#### Short problem
Copy out every line of the records below without any change, omitting the pictures from your answer.

#### Task material
-------
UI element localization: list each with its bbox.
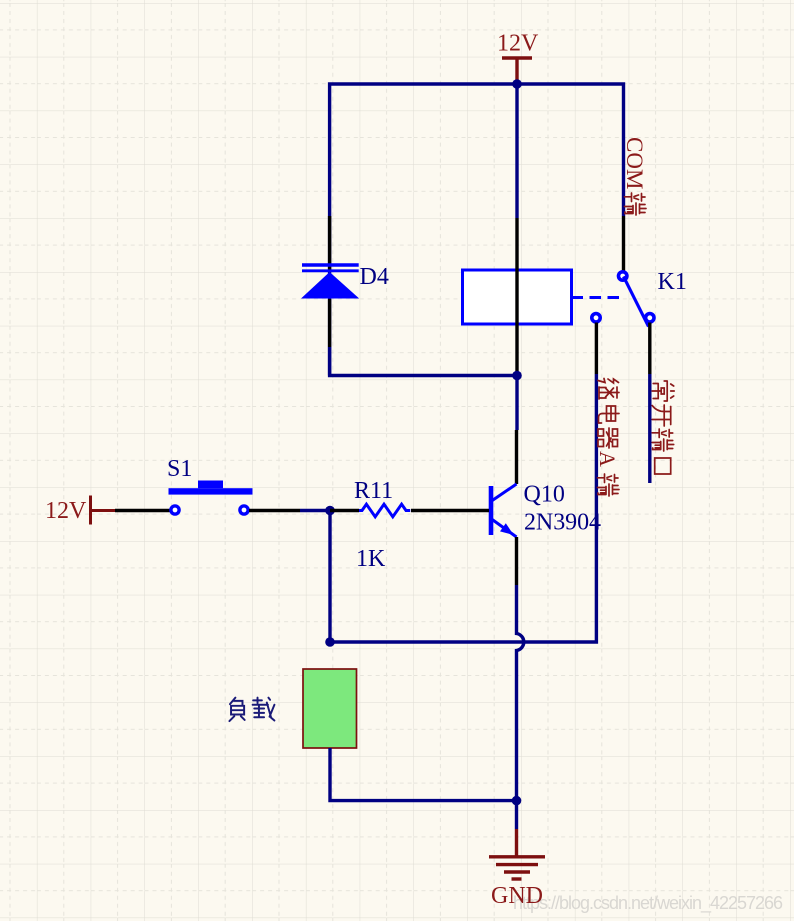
junction at ground rail: [512, 796, 522, 806]
svg-text:https://blog.csdn.net/weixin_4: https://blog.csdn.net/weixin_42257266: [513, 893, 783, 914]
wire: D4 bottom to relay bottom junction: [330, 347, 517, 376]
继电器A端 label (vertical): [595, 379, 620, 497]
wire: down to GND: [515, 801, 518, 829]
switch S1 body: [169, 481, 253, 515]
D4 bottom pin black: [328, 299, 331, 347]
COM pin black to K1: [622, 216, 625, 271]
K1 middle contact circle: [592, 314, 600, 322]
svg-text:Q10: Q10: [524, 482, 565, 508]
wire: node A down to lower rail: [328, 511, 331, 643]
Q10 collector pin black: [515, 430, 518, 484]
svg-text:GND: GND: [491, 883, 543, 909]
relay K1 dashed actuation line: [572, 296, 625, 299]
wire: emitter to ground with hop over lower rail: [517, 585, 524, 801]
wire: relay coil branch vertical (navy part above relay): [515, 84, 518, 218]
负载 label: [229, 698, 274, 721]
wire: load bottom to ground rail: [330, 748, 517, 801]
K1 right contact circle: [646, 314, 654, 322]
junction below relay: [512, 371, 522, 381]
svg-text:K1: K1: [658, 269, 687, 295]
relay coil (K1 coil) rectangle: [463, 270, 572, 324]
diode D4 body: [301, 265, 359, 299]
junction node A: [325, 506, 335, 516]
wire: NO terminal stub: [648, 374, 651, 483]
svg-text:1K: 1K: [356, 546, 386, 572]
resistor R11 zigzag: [359, 504, 410, 517]
ground symbol: [489, 829, 545, 879]
R11 right pin / base wire black: [411, 509, 489, 512]
relay coil pin (black, through body): [515, 218, 518, 376]
wire: S1 to node A: [300, 509, 330, 512]
svg-text:2N3904: 2N3904: [524, 510, 601, 536]
junction at lower rail: [325, 637, 335, 647]
svg-text:R11: R11: [354, 478, 393, 504]
junction at 12V rail: [512, 79, 522, 89]
wire: D4 top pin black: [328, 216, 331, 272]
S1 left pin black: [115, 509, 170, 512]
load box 负载: [303, 669, 357, 748]
Q10 emitter pin black: [515, 537, 518, 585]
K1 middle pin black: [595, 323, 598, 375]
transistor Q10 body: [491, 484, 517, 537]
svg-text:A: A: [595, 451, 620, 467]
svg-text:12V: 12V: [497, 31, 539, 57]
K1 top contact circle: [619, 272, 627, 280]
COM端 label (vertical): [622, 137, 647, 215]
K1 right pin black: [648, 323, 651, 375]
svg-text:COM: COM: [622, 137, 647, 189]
wire: collector node vertical: [515, 376, 518, 431]
svg-text:D4: D4: [360, 264, 389, 290]
svg-text:12V: 12V: [45, 498, 87, 524]
power port 12V (top) symbol: [502, 58, 532, 82]
K1 blade: [624, 277, 649, 327]
wire: relay A terminal down and across: [330, 374, 596, 642]
svg-text:S1: S1: [167, 456, 192, 482]
wire: top rail from D4 corner to COM corner: [330, 84, 624, 376]
常开端口 label (vertical): [652, 381, 674, 474]
R11 left pin black: [330, 509, 359, 512]
power port 12V (left) symbol: [91, 496, 116, 525]
S1 right pin black: [249, 509, 300, 512]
-------
#### Task result
UI element localization: list each with its bbox.
junction at ground rail: [512, 796, 522, 806]
svg-text:https://blog.csdn.net/weixin_4: https://blog.csdn.net/weixin_42257266: [513, 893, 783, 914]
wire: D4 bottom to relay bottom junction: [330, 347, 517, 376]
继电器A端 label (vertical): [595, 379, 620, 497]
wire: down to GND: [515, 801, 518, 829]
switch S1 body: [169, 481, 253, 515]
D4 bottom pin black: [328, 299, 331, 347]
COM pin black to K1: [622, 216, 625, 271]
K1 middle contact circle: [592, 314, 600, 322]
svg-text:Q10: Q10: [524, 482, 565, 508]
wire: node A down to lower rail: [328, 511, 331, 643]
Q10 collector pin black: [515, 430, 518, 484]
svg-text:GND: GND: [491, 883, 543, 909]
relay K1 dashed actuation line: [572, 296, 625, 299]
wire: emitter to ground with hop over lower rail: [517, 585, 524, 801]
wire: relay coil branch vertical (navy part above relay): [515, 84, 518, 218]
负载 label: [229, 698, 274, 721]
wire: load bottom to ground rail: [330, 748, 517, 801]
K1 right contact circle: [646, 314, 654, 322]
junction below relay: [512, 371, 522, 381]
svg-text:K1: K1: [658, 269, 687, 295]
relay coil (K1 coil) rectangle: [463, 270, 572, 324]
diode D4 body: [301, 265, 359, 299]
junction node A: [325, 506, 335, 516]
wire: NO terminal stub: [648, 374, 651, 483]
svg-text:1K: 1K: [356, 546, 386, 572]
resistor R11 zigzag: [359, 504, 410, 517]
ground symbol: [489, 829, 545, 879]
R11 right pin / base wire black: [411, 509, 489, 512]
relay coil pin (black, through body): [515, 218, 518, 376]
wire: S1 to node A: [300, 509, 330, 512]
svg-text:2N3904: 2N3904: [524, 510, 601, 536]
junction at lower rail: [325, 637, 335, 647]
svg-text:R11: R11: [354, 478, 393, 504]
junction at 12V rail: [512, 79, 522, 89]
wire: D4 top pin black: [328, 216, 331, 272]
S1 left pin black: [115, 509, 170, 512]
load box 负载: [303, 669, 357, 748]
Q10 emitter pin black: [515, 537, 518, 585]
K1 middle pin black: [595, 323, 598, 375]
transistor Q10 body: [491, 484, 517, 537]
svg-text:A: A: [595, 451, 620, 467]
svg-text:12V: 12V: [497, 31, 539, 57]
K1 top contact circle: [619, 272, 627, 280]
COM端 label (vertical): [622, 137, 647, 215]
K1 right pin black: [648, 323, 651, 375]
svg-text:COM: COM: [622, 137, 647, 189]
wire: collector node vertical: [515, 376, 518, 431]
svg-text:D4: D4: [360, 264, 389, 290]
svg-text:12V: 12V: [45, 498, 87, 524]
power port 12V (top) symbol: [502, 58, 532, 82]
K1 blade: [624, 277, 649, 327]
wire: relay A terminal down and across: [330, 374, 596, 642]
svg-text:S1: S1: [167, 456, 192, 482]
wire: top rail from D4 corner to COM corner: [330, 84, 624, 376]
常开端口 label (vertical): [652, 381, 674, 474]
R11 left pin black: [330, 509, 359, 512]
power port 12V (left) symbol: [91, 496, 116, 525]
S1 right pin black: [249, 509, 300, 512]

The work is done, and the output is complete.